*Data in this exercise*:
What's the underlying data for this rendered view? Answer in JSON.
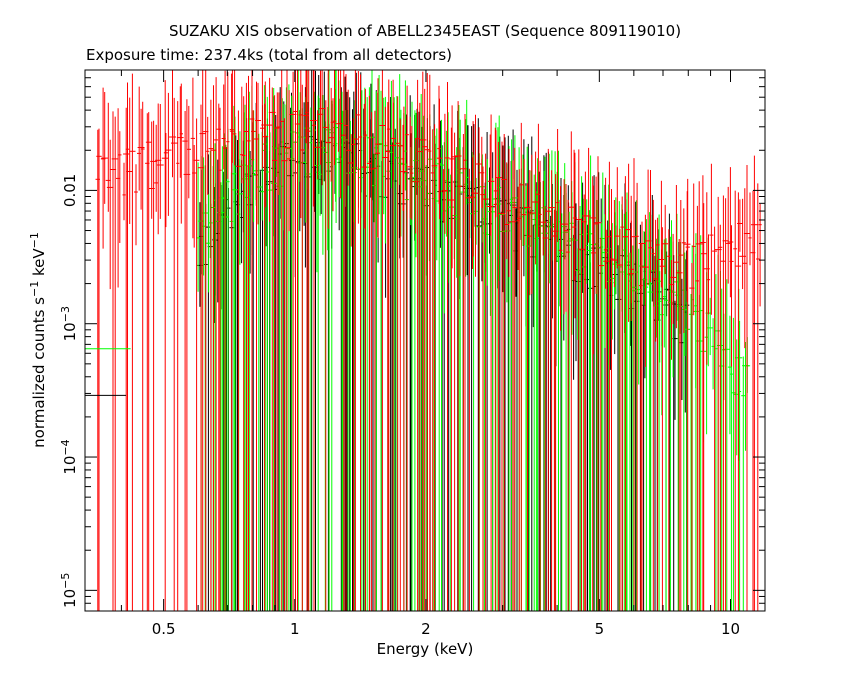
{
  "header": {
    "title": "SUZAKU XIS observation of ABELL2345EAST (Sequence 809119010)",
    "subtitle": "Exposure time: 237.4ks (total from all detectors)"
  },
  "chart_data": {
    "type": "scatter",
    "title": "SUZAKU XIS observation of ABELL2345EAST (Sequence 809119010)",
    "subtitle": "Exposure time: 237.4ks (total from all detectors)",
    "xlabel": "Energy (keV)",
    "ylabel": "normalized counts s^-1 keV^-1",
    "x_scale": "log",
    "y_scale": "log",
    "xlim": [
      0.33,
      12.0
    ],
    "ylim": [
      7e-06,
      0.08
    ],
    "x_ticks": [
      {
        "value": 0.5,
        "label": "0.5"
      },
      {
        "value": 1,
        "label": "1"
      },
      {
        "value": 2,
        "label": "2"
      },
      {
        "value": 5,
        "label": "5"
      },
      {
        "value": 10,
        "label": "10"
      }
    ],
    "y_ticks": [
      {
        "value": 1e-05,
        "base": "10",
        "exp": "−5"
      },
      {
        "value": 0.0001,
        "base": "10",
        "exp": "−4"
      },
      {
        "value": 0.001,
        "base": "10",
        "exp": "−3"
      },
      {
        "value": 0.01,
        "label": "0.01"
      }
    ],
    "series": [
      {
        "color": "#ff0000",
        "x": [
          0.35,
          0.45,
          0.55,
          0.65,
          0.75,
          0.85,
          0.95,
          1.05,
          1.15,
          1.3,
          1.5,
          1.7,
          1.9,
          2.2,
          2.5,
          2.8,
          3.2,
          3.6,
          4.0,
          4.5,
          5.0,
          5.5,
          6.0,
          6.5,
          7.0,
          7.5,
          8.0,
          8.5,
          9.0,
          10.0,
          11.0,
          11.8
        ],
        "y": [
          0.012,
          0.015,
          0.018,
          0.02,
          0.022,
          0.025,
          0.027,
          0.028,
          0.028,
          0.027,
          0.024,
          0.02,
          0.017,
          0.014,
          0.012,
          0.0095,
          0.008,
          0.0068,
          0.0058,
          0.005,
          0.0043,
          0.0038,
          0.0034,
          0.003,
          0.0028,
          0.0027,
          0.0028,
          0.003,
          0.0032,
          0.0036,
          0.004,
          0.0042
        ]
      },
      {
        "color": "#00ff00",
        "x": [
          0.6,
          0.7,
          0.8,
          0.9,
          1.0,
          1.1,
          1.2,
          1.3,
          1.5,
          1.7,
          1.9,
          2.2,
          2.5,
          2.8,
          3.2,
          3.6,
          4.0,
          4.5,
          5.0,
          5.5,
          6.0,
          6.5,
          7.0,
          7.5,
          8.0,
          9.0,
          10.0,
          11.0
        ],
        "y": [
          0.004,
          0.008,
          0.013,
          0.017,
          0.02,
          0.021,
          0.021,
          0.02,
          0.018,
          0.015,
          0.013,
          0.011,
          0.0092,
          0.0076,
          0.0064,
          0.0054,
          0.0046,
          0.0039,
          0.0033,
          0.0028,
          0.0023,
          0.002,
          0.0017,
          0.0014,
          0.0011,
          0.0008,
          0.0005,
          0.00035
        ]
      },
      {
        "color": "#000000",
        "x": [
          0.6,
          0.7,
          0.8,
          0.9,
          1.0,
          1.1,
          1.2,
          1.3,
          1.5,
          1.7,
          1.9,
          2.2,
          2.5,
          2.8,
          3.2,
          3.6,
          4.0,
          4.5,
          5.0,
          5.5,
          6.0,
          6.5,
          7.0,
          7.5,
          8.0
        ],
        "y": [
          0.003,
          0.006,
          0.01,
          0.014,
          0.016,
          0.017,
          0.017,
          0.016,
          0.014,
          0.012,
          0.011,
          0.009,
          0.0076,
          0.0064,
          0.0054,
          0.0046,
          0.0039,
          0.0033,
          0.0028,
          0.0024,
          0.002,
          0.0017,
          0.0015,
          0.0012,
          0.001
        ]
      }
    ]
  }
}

--

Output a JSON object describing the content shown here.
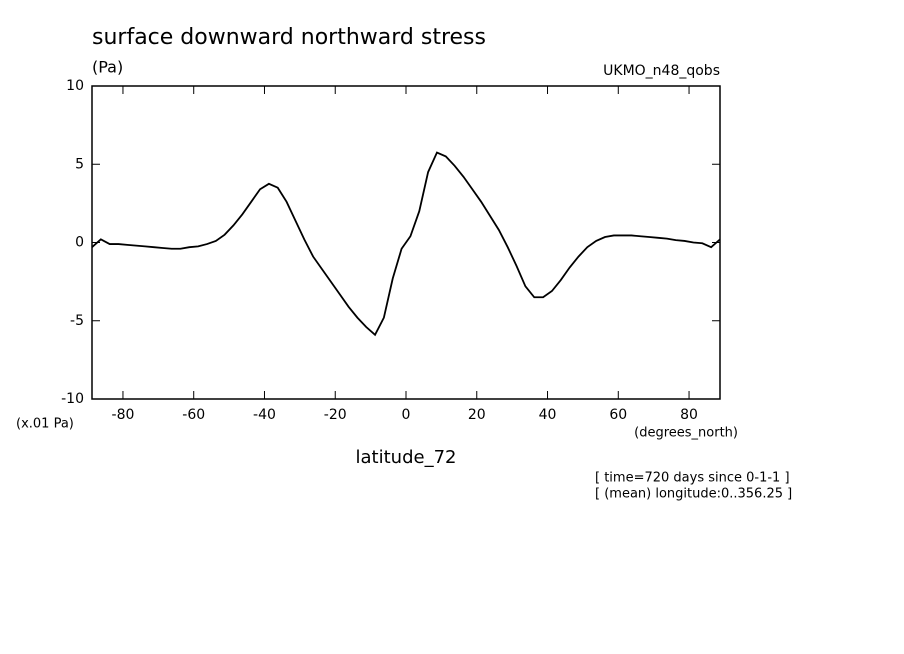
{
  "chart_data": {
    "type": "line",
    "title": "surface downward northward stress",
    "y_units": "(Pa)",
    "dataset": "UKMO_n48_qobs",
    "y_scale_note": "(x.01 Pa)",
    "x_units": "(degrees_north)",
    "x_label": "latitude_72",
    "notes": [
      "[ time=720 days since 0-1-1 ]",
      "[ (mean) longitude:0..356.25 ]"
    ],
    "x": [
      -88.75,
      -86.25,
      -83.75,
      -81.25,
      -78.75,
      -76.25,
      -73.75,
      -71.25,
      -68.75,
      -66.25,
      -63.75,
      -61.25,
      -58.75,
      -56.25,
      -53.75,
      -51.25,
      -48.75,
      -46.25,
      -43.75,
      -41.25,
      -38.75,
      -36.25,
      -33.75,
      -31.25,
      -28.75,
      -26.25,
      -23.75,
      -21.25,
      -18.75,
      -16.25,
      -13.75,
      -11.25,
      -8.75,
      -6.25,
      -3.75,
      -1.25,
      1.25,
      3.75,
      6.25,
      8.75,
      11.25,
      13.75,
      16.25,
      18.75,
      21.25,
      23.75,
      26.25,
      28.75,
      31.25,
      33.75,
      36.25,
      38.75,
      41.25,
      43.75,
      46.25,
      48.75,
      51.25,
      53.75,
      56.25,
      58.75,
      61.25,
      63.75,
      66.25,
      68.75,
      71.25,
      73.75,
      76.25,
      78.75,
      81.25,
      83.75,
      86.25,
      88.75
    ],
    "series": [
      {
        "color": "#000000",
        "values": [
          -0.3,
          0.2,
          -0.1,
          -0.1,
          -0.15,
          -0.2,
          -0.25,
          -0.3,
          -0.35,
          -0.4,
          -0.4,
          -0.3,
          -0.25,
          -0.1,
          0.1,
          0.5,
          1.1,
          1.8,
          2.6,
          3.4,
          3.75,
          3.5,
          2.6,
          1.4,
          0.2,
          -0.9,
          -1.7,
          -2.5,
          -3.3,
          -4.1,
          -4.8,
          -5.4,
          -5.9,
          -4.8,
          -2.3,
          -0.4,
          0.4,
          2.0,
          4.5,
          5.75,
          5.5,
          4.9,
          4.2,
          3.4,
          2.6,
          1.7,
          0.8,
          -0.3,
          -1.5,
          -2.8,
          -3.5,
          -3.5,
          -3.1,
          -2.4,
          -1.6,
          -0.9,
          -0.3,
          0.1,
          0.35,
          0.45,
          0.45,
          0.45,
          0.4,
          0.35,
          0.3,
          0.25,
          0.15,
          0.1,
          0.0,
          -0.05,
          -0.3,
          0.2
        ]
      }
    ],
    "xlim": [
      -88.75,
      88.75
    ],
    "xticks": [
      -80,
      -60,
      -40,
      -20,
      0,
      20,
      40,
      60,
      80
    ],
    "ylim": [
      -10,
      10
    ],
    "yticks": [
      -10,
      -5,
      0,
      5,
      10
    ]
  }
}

*Instruction*: Among the lines above, how many contain the string "Exposure"? State the number alone.

*Solution to the exercise*: 2